Exercise brief = Extract the whole listing as it stands. Do not include the pictures.

Given records =
------------
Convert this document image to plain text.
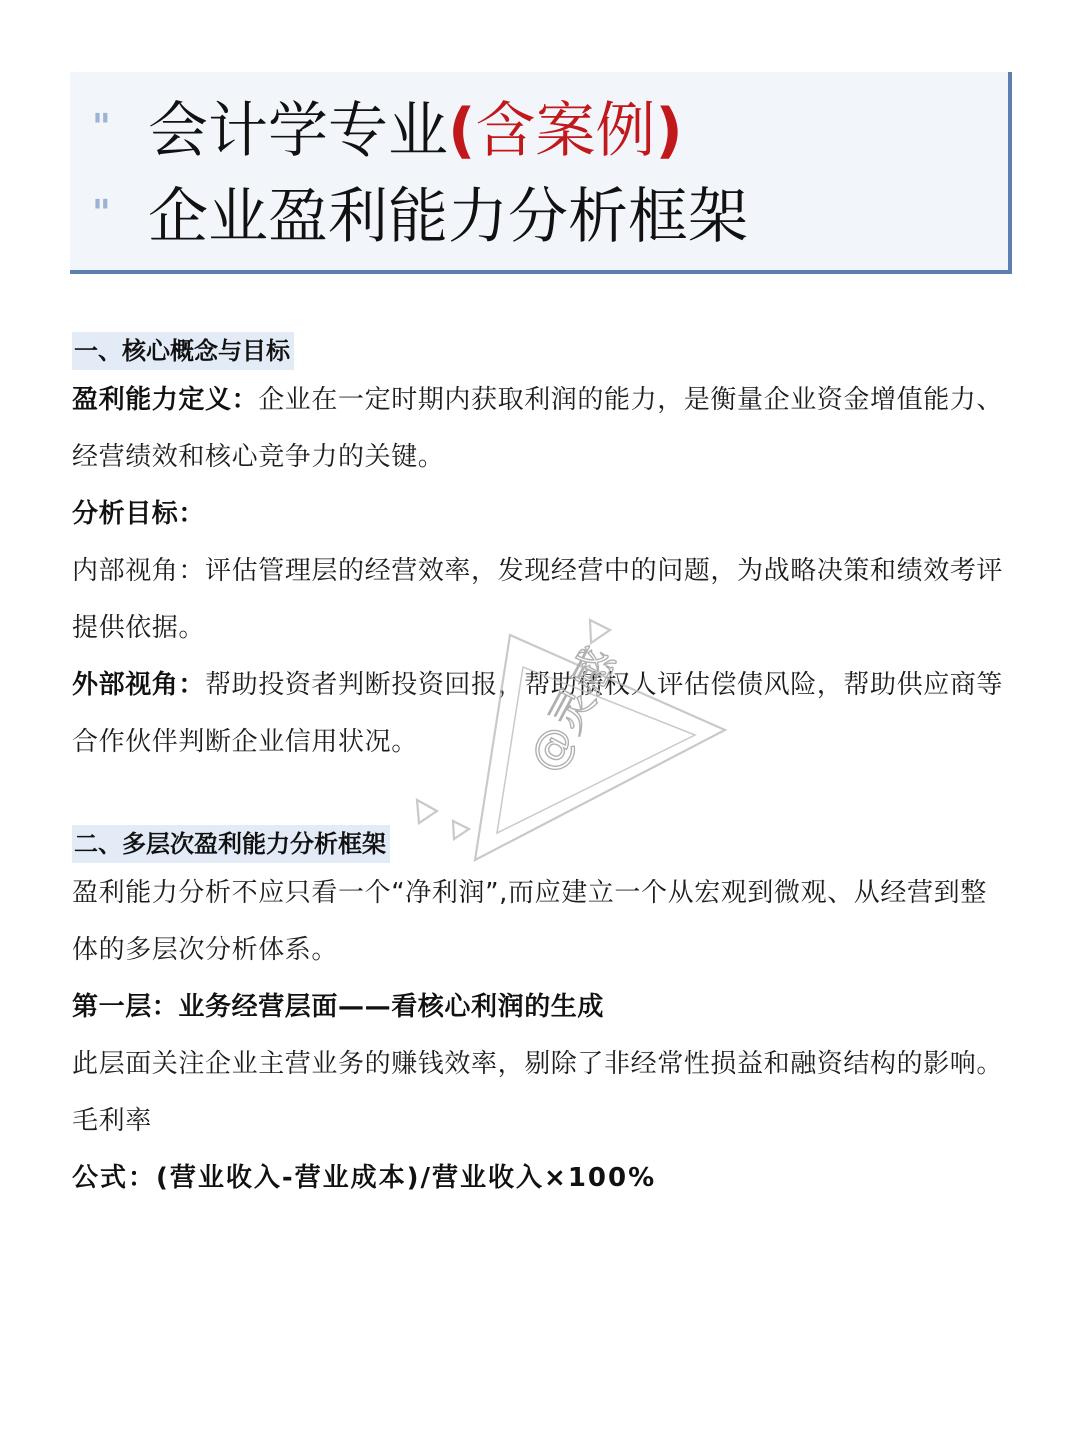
" 会计学专业(含案例)
" 企业盈利能力分析框架
一、核心概念与目标

盈利能力定义：企业在一定时期内获取利润的能力，是衡量企业资金增值能力、经营绩效和核心竞争力的关键。

分析目标：

内部视角：评估管理层的经营效率，发现经营中的问题，为战略决策和绩效考评提供依据。

外部视角：帮助投资者判断投资回报，帮助债权人评估偿债风险，帮助供应商等合作伙伴判断企业信用状况。

二、多层次盈利能力分析框架

盈利能力分析不应只看一个“净利润”,而应建立一个从宏观到微观、从经营到整体的多层次分析体系。

第一层：业务经营层面——看核心利润的生成

此层面关注企业主营业务的赚钱效率，剔除了非经常性损益和融资结构的影响。

毛利率

公式：(营业收入-营业成本)/营业收入×100%

@灵感
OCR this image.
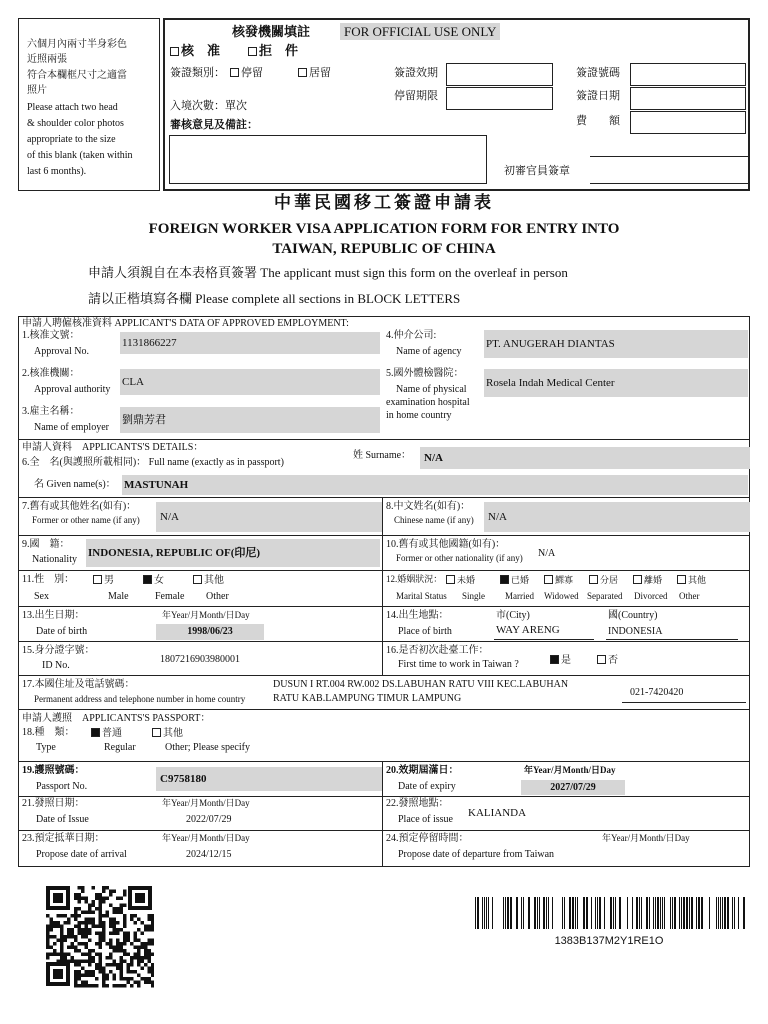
六個月內兩寸半身彩色
近照兩張
符合本欄框尺寸之適當
照片
Please attach two head
& shoulder color photos
appropriate to the size
of this blank (taken within
last 6 months).
核發機關填註	FOR OFFICIAL USE ONLY
核　准	拒　件
簽證類別：	停留	居留	簽證效期
停留期限
簽證號碼
簽證日期
費　　額
入境次數：單次
審核意見及備註：
初審官員簽章
中華民國移工簽證申請表
FOREIGN WORKER VISA APPLICATION FORM FOR ENTRY INTO
TAIWAN, REPUBLIC OF CHINA
申請人須親自在本表格頁簽署 The applicant must sign this form on the overleaf in person
請以正楷填寫各欄 Please complete all sections in BLOCK LETTERS
申請人聘僱核准資料 APPLICANT'S DATA OF APPROVED EMPLOYMENT:
1.核准文號：
Approval No.
1131866227
4.仲介公司:
Name of agency
PT. ANUGERAH DIANTAS
2.核准機關：
Approval authority
CLA
5.國外體檢醫院：
Name of physical
examination hospital
in home country
Rosela Indah Medical Center
3.雇主名稱：
Name of employer
劉鼎芳君
申請人資料　APPLICANTS'S DETAILS：
6.全　名(與護照所載相同)： Full name (exactly as in passport)
姓 Surname：	N/A
名 Given name(s)： MASTUNAH
7.舊有或其他姓名(如有)：
Former or other name (if any)	N/A
8.中文姓名(如有)：
Chinese name (if any)	N/A
9.國　籍：
Nationality
INDONESIA, REPUBLIC OF(印尼)
10.舊有或其他國籍(如有)：
Former or other nationality (if any) N/A
11.性　別：
Sex
男
Male
女
Female
其他
Other
12.婚姻狀況：
Marital Status
未婚
Single
已婚
Married
鰥寡
Widowed
分居
Separated
離婚
Divorced
其他
Other
13.出生日期：
Date of birth
年Year/月Month/日Day
1998/06/23
14.出生地點：
Place of birth
市(City)	國(Country)
WAY ARENG	INDONESIA
15.身分證字號：
ID No.
1807216903980001
16.是否初次赴臺工作：
First time to work in Taiwan ?	是	否
17.本國住址及電話號碼：
Permanent address and telephone number in home country
DUSUN I RT.004 RW.002 DS.LABUHAN RATU VIII KEC.LABUHAN
RATU KAB.LAMPUNG TIMUR LAMPUNG
021-7420420
申請人護照　APPLICANTS'S PASSPORT：
18.種　類：
Type
普通
Regular
其他
Other; Please specify
19.護照號碼：
Passport No.
C9758180
20.效期屆滿日：
Date of expiry
年Year/月Month/日Day
2027/07/29
21.發照日期：
Date of Issue
年Year/月Month/日Day
2022/07/29
22.發照地點：
Place of issue
KALIANDA
23.預定抵華日期：
Propose date of arrival
年Year/月Month/日Day
2024/12/15
24.預定停留時間：
Propose date of departure from Taiwan
年Year/月Month/日Day
1383B137M2Y1RE1O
------------
Response to this task =
Convert this document image to plain text.
" 会计学专业(含案例)
" 企业盈利能力分析框架
一、核心概念与目标

盈利能力定义：企业在一定时期内获取利润的能力，是衡量企业资金增值能力、经营绩效和核心竞争力的关键。

分析目标：

内部视角：评估管理层的经营效率，发现经营中的问题，为战略决策和绩效考评提供依据。

外部视角：帮助投资者判断投资回报，帮助债权人评估偿债风险，帮助供应商等合作伙伴判断企业信用状况。

二、多层次盈利能力分析框架

盈利能力分析不应只看一个“净利润”,而应建立一个从宏观到微观、从经营到整体的多层次分析体系。

第一层：业务经营层面——看核心利润的生成

此层面关注企业主营业务的赚钱效率，剔除了非经常性损益和融资结构的影响。

毛利率

公式：(营业收入-营业成本)/营业收入×100%

@灵感
OCR this image.
六個月內兩寸半身彩色
近照兩張
符合本欄框尺寸之適當
照片
Please attach two head
& shoulder color photos
appropriate to the size
of this blank (taken within
last 6 months).
核發機關填註	FOR OFFICIAL USE ONLY
核　准	拒　件
簽證類別：	停留	居留	簽證效期
停留期限
簽證號碼
簽證日期
費　　額
入境次數：單次
審核意見及備註：
初審官員簽章
中華民國移工簽證申請表
FOREIGN WORKER VISA APPLICATION FORM FOR ENTRY INTO
TAIWAN, REPUBLIC OF CHINA
申請人須親自在本表格頁簽署 The applicant must sign this form on the overleaf in person
請以正楷填寫各欄 Please complete all sections in BLOCK LETTERS
申請人聘僱核准資料 APPLICANT'S DATA OF APPROVED EMPLOYMENT:
1.核准文號：
Approval No.
1131866227
4.仲介公司:
Name of agency
PT. ANUGERAH DIANTAS
2.核准機關：
Approval authority
CLA
5.國外體檢醫院：
Name of physical
examination hospital
in home country
Rosela Indah Medical Center
3.雇主名稱：
Name of employer
劉鼎芳君
申請人資料　APPLICANTS'S DETAILS：
6.全　名(與護照所載相同)： Full name (exactly as in passport)
姓 Surname：	N/A
名 Given name(s)： MASTUNAH
7.舊有或其他姓名(如有)：
Former or other name (if any)	N/A
8.中文姓名(如有)：
Chinese name (if any)	N/A
9.國　籍：
Nationality
INDONESIA, REPUBLIC OF(印尼)
10.舊有或其他國籍(如有)：
Former or other nationality (if any) N/A
11.性　別：
Sex
男
Male
女
Female
其他
Other
12.婚姻狀況：
Marital Status
未婚
Single
已婚
Married
鰥寡
Widowed
分居
Separated
離婚
Divorced
其他
Other
13.出生日期：
Date of birth
年Year/月Month/日Day
1998/06/23
14.出生地點：
Place of birth
市(City)	國(Country)
WAY ARENG	INDONESIA
15.身分證字號：
ID No.
1807216903980001
16.是否初次赴臺工作：
First time to work in Taiwan ?	是	否
17.本國住址及電話號碼：
Permanent address and telephone number in home country
DUSUN I RT.004 RW.002 DS.LABUHAN RATU VIII KEC.LABUHAN
RATU KAB.LAMPUNG TIMUR LAMPUNG
021-7420420
申請人護照　APPLICANTS'S PASSPORT：
18.種　類：
Type
普通
Regular
其他
Other; Please specify
19.護照號碼：
Passport No.
C9758180
20.效期屆滿日：
Date of expiry
年Year/月Month/日Day
2027/07/29
21.發照日期：
Date of Issue
年Year/月Month/日Day
2022/07/29
22.發照地點：
Place of issue
KALIANDA
23.預定抵華日期：
Propose date of arrival
年Year/月Month/日Day
2024/12/15
24.預定停留時間：
Propose date of departure from Taiwan
年Year/月Month/日Day
1383B137M2Y1RE1O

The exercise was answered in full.